** BEGIN **
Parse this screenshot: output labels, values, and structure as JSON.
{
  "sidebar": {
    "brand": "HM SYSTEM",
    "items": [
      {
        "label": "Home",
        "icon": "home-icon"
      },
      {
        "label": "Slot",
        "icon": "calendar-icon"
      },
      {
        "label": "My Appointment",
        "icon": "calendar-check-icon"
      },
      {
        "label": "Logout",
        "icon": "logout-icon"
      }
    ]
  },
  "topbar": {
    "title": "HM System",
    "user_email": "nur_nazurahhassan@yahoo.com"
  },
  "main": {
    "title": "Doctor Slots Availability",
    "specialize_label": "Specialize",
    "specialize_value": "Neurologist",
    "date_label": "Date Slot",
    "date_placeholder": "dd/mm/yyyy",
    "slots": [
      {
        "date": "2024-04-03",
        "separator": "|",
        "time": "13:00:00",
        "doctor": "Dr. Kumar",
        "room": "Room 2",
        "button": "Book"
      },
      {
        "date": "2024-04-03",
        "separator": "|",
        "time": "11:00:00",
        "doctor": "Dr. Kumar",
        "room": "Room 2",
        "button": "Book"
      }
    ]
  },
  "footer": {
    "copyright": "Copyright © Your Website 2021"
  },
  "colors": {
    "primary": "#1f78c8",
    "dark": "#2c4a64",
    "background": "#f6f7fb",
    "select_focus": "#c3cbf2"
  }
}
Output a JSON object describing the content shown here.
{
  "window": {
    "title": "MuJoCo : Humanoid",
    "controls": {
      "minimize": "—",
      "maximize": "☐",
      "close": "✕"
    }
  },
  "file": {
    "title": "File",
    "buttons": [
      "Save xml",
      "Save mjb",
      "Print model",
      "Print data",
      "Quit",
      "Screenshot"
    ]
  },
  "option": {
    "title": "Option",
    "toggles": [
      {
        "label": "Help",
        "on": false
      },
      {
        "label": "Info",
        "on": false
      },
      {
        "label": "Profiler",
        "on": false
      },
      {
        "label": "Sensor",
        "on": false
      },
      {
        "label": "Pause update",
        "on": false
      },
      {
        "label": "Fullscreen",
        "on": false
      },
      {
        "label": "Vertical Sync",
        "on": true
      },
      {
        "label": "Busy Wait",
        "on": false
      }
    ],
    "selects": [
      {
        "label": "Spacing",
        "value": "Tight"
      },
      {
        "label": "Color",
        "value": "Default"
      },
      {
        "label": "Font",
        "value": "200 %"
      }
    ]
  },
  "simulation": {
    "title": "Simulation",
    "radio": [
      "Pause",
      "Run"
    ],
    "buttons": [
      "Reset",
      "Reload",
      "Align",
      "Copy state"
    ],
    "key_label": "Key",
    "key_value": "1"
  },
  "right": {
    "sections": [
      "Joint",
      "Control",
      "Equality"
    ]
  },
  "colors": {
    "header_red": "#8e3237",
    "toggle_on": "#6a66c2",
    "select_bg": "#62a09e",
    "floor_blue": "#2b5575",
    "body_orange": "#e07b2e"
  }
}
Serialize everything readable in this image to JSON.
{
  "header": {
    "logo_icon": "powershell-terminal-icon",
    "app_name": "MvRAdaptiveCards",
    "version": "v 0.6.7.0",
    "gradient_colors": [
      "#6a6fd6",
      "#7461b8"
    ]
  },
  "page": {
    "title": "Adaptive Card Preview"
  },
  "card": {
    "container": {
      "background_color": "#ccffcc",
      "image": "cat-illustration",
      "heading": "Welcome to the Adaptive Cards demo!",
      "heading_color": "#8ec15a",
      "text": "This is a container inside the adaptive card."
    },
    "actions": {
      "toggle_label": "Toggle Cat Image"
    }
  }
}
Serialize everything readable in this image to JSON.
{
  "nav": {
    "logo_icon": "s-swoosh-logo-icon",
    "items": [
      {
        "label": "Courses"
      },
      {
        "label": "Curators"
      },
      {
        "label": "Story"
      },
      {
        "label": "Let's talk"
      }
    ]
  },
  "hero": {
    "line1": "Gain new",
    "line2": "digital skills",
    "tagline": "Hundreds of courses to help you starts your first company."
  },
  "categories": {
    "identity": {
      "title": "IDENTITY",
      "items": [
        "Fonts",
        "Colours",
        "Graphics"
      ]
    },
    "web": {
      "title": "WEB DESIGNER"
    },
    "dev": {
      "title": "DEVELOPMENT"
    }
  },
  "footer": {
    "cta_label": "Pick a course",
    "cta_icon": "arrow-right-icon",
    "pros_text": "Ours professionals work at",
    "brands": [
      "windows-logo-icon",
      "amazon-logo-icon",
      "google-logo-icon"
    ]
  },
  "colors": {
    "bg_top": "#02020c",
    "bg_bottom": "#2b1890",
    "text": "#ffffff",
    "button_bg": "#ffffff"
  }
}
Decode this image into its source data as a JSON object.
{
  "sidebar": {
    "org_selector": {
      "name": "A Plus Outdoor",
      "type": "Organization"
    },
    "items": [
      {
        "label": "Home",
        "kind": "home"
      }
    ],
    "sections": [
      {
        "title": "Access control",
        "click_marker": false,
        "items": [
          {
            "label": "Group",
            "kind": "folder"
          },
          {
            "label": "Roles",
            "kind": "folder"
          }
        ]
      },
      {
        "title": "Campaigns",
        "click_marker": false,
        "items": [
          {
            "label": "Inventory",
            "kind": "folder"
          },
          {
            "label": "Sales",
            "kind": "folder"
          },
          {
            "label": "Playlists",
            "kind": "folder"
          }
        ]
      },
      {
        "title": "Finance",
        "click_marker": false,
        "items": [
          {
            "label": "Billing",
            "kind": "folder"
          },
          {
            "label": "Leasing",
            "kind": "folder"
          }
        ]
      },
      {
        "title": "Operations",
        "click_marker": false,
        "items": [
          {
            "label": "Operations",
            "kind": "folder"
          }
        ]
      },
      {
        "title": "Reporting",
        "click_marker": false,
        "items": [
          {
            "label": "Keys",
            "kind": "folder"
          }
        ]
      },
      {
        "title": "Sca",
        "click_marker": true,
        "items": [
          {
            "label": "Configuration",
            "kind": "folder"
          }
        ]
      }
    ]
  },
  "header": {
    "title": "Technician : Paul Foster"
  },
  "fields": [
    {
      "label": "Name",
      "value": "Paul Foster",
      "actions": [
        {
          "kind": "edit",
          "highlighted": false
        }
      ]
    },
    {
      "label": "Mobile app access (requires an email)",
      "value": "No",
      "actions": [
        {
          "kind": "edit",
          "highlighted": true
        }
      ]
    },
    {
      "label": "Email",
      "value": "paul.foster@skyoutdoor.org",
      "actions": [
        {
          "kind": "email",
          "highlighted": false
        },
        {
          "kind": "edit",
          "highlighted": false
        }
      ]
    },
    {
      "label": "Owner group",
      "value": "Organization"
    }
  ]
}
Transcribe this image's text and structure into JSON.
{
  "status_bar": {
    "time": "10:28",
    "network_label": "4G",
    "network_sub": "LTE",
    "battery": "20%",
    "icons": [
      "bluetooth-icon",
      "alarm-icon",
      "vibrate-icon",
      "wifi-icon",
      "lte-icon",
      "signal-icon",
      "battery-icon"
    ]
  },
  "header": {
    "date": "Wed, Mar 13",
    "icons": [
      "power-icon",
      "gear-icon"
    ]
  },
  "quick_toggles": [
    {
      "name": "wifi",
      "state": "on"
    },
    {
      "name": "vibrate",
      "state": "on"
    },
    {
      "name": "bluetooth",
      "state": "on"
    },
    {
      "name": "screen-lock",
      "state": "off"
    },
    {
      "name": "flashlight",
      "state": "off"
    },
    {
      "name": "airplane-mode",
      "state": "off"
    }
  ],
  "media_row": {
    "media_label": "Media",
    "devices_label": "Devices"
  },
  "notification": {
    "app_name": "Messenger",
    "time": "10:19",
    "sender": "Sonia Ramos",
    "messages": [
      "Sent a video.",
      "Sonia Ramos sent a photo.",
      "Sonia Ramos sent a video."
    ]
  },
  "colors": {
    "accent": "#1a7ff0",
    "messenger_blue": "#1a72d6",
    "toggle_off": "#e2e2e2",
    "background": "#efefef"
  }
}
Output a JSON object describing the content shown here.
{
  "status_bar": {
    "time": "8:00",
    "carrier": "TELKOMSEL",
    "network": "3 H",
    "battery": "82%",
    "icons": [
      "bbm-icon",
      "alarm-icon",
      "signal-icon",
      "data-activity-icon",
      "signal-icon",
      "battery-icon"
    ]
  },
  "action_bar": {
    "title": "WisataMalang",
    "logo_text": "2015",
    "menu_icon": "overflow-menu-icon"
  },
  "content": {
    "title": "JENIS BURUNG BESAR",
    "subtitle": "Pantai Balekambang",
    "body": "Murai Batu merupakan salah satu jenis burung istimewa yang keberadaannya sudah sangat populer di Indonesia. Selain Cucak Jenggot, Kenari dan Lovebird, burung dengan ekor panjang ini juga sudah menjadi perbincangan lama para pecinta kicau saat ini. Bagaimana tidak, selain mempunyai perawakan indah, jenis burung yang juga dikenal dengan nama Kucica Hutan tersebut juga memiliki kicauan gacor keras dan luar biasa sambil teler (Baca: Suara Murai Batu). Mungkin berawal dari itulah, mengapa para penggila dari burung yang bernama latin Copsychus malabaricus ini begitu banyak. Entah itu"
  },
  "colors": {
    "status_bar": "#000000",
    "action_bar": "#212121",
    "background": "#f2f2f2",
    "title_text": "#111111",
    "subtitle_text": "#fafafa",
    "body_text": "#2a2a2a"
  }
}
** END **
Go through the entries and return each line where the word "Organization" appears.

      "type": "Organization"
      "value": "Organization"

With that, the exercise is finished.